(Records for this task begins)
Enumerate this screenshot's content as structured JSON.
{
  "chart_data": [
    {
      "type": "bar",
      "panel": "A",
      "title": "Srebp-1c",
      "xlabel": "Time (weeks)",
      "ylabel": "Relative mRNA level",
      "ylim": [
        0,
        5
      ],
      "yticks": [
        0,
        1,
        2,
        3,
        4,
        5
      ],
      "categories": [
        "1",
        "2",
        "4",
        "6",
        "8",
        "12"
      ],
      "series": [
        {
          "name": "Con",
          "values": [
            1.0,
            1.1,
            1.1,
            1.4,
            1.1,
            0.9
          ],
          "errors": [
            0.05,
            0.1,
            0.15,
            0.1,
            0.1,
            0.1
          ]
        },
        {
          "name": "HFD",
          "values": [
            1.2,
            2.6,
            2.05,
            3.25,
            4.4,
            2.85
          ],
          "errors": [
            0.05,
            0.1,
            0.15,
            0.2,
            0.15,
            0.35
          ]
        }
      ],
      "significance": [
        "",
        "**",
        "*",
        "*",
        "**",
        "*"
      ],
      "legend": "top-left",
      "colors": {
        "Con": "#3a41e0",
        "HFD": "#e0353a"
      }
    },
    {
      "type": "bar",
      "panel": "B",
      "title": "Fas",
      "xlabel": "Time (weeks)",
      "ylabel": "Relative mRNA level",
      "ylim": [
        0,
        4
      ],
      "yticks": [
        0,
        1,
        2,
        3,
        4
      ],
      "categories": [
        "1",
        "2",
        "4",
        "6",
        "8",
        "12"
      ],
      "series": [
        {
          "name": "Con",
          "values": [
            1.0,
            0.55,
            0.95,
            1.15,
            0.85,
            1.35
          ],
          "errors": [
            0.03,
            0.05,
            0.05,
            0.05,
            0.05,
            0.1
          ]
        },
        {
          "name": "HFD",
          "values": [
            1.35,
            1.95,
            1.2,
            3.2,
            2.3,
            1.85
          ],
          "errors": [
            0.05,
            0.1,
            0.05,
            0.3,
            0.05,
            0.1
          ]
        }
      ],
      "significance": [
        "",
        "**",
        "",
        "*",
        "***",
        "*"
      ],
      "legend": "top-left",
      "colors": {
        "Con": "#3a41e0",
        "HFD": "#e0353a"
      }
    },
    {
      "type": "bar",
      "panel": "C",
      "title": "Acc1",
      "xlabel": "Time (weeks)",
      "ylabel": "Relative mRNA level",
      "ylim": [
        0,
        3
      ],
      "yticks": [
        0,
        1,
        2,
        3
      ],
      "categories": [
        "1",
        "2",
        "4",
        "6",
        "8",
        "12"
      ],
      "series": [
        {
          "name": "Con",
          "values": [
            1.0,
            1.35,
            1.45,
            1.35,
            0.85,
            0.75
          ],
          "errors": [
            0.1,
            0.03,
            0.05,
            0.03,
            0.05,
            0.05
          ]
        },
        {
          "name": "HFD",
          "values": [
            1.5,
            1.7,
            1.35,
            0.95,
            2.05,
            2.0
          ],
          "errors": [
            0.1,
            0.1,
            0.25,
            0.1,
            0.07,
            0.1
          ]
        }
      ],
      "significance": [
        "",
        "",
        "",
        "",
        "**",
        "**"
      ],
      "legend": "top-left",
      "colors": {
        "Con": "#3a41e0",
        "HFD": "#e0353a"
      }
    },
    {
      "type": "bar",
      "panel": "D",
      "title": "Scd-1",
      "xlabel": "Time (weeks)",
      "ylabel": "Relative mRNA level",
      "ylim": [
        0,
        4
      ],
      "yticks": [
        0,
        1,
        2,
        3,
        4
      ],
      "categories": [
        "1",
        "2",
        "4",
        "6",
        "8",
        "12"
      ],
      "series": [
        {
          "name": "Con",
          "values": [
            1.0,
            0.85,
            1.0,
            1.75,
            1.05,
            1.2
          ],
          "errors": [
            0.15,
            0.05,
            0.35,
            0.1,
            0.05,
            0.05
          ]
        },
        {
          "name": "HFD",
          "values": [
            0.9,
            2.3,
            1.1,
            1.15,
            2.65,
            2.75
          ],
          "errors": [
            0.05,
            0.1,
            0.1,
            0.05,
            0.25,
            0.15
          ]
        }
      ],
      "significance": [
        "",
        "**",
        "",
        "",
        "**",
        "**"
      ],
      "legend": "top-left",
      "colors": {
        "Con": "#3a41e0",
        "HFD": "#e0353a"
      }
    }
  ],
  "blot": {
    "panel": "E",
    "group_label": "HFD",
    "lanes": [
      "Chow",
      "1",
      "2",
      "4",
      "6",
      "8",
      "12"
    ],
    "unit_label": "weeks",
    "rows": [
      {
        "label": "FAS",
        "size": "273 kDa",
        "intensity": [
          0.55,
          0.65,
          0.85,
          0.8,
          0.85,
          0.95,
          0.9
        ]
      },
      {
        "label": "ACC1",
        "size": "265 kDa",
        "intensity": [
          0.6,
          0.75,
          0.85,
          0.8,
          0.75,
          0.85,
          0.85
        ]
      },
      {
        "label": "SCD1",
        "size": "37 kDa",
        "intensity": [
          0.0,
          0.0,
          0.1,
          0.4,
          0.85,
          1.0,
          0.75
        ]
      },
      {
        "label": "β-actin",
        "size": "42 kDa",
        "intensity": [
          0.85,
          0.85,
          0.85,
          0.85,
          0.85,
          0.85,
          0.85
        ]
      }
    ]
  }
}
(Records for this task ends)
**Work to complete**
Repeat the data in full, keeping each word exactly as it is.

**Response area**
Enumerate this screenshot's content as structured JSON.
{
  "chart_data": [
    {
      "type": "bar",
      "panel": "A",
      "title": "Srebp-1c",
      "xlabel": "Time (weeks)",
      "ylabel": "Relative mRNA level",
      "ylim": [
        0,
        5
      ],
      "yticks": [
        0,
        1,
        2,
        3,
        4,
        5
      ],
      "categories": [
        "1",
        "2",
        "4",
        "6",
        "8",
        "12"
      ],
      "series": [
        {
          "name": "Con",
          "values": [
            1.0,
            1.1,
            1.1,
            1.4,
            1.1,
            0.9
          ],
          "errors": [
            0.05,
            0.1,
            0.15,
            0.1,
            0.1,
            0.1
          ]
        },
        {
          "name": "HFD",
          "values": [
            1.2,
            2.6,
            2.05,
            3.25,
            4.4,
            2.85
          ],
          "errors": [
            0.05,
            0.1,
            0.15,
            0.2,
            0.15,
            0.35
          ]
        }
      ],
      "significance": [
        "",
        "**",
        "*",
        "*",
        "**",
        "*"
      ],
      "legend": "top-left",
      "colors": {
        "Con": "#3a41e0",
        "HFD": "#e0353a"
      }
    },
    {
      "type": "bar",
      "panel": "B",
      "title": "Fas",
      "xlabel": "Time (weeks)",
      "ylabel": "Relative mRNA level",
      "ylim": [
        0,
        4
      ],
      "yticks": [
        0,
        1,
        2,
        3,
        4
      ],
      "categories": [
        "1",
        "2",
        "4",
        "6",
        "8",
        "12"
      ],
      "series": [
        {
          "name": "Con",
          "values": [
            1.0,
            0.55,
            0.95,
            1.15,
            0.85,
            1.35
          ],
          "errors": [
            0.03,
            0.05,
            0.05,
            0.05,
            0.05,
            0.1
          ]
        },
        {
          "name": "HFD",
          "values": [
            1.35,
            1.95,
            1.2,
            3.2,
            2.3,
            1.85
          ],
          "errors": [
            0.05,
            0.1,
            0.05,
            0.3,
            0.05,
            0.1
          ]
        }
      ],
      "significance": [
        "",
        "**",
        "",
        "*",
        "***",
        "*"
      ],
      "legend": "top-left",
      "colors": {
        "Con": "#3a41e0",
        "HFD": "#e0353a"
      }
    },
    {
      "type": "bar",
      "panel": "C",
      "title": "Acc1",
      "xlabel": "Time (weeks)",
      "ylabel": "Relative mRNA level",
      "ylim": [
        0,
        3
      ],
      "yticks": [
        0,
        1,
        2,
        3
      ],
      "categories": [
        "1",
        "2",
        "4",
        "6",
        "8",
        "12"
      ],
      "series": [
        {
          "name": "Con",
          "values": [
            1.0,
            1.35,
            1.45,
            1.35,
            0.85,
            0.75
          ],
          "errors": [
            0.1,
            0.03,
            0.05,
            0.03,
            0.05,
            0.05
          ]
        },
        {
          "name": "HFD",
          "values": [
            1.5,
            1.7,
            1.35,
            0.95,
            2.05,
            2.0
          ],
          "errors": [
            0.1,
            0.1,
            0.25,
            0.1,
            0.07,
            0.1
          ]
        }
      ],
      "significance": [
        "",
        "",
        "",
        "",
        "**",
        "**"
      ],
      "legend": "top-left",
      "colors": {
        "Con": "#3a41e0",
        "HFD": "#e0353a"
      }
    },
    {
      "type": "bar",
      "panel": "D",
      "title": "Scd-1",
      "xlabel": "Time (weeks)",
      "ylabel": "Relative mRNA level",
      "ylim": [
        0,
        4
      ],
      "yticks": [
        0,
        1,
        2,
        3,
        4
      ],
      "categories": [
        "1",
        "2",
        "4",
        "6",
        "8",
        "12"
      ],
      "series": [
        {
          "name": "Con",
          "values": [
            1.0,
            0.85,
            1.0,
            1.75,
            1.05,
            1.2
          ],
          "errors": [
            0.15,
            0.05,
            0.35,
            0.1,
            0.05,
            0.05
          ]
        },
        {
          "name": "HFD",
          "values": [
            0.9,
            2.3,
            1.1,
            1.15,
            2.65,
            2.75
          ],
          "errors": [
            0.05,
            0.1,
            0.1,
            0.05,
            0.25,
            0.15
          ]
        }
      ],
      "significance": [
        "",
        "**",
        "",
        "",
        "**",
        "**"
      ],
      "legend": "top-left",
      "colors": {
        "Con": "#3a41e0",
        "HFD": "#e0353a"
      }
    }
  ],
  "blot": {
    "panel": "E",
    "group_label": "HFD",
    "lanes": [
      "Chow",
      "1",
      "2",
      "4",
      "6",
      "8",
      "12"
    ],
    "unit_label": "weeks",
    "rows": [
      {
        "label": "FAS",
        "size": "273 kDa",
        "intensity": [
          0.55,
          0.65,
          0.85,
          0.8,
          0.85,
          0.95,
          0.9
        ]
      },
      {
        "label": "ACC1",
        "size": "265 kDa",
        "intensity": [
          0.6,
          0.75,
          0.85,
          0.8,
          0.75,
          0.85,
          0.85
        ]
      },
      {
        "label": "SCD1",
        "size": "37 kDa",
        "intensity": [
          0.0,
          0.0,
          0.1,
          0.4,
          0.85,
          1.0,
          0.75
        ]
      },
      {
        "label": "β-actin",
        "size": "42 kDa",
        "intensity": [
          0.85,
          0.85,
          0.85,
          0.85,
          0.85,
          0.85,
          0.85
        ]
      }
    ]
  }
}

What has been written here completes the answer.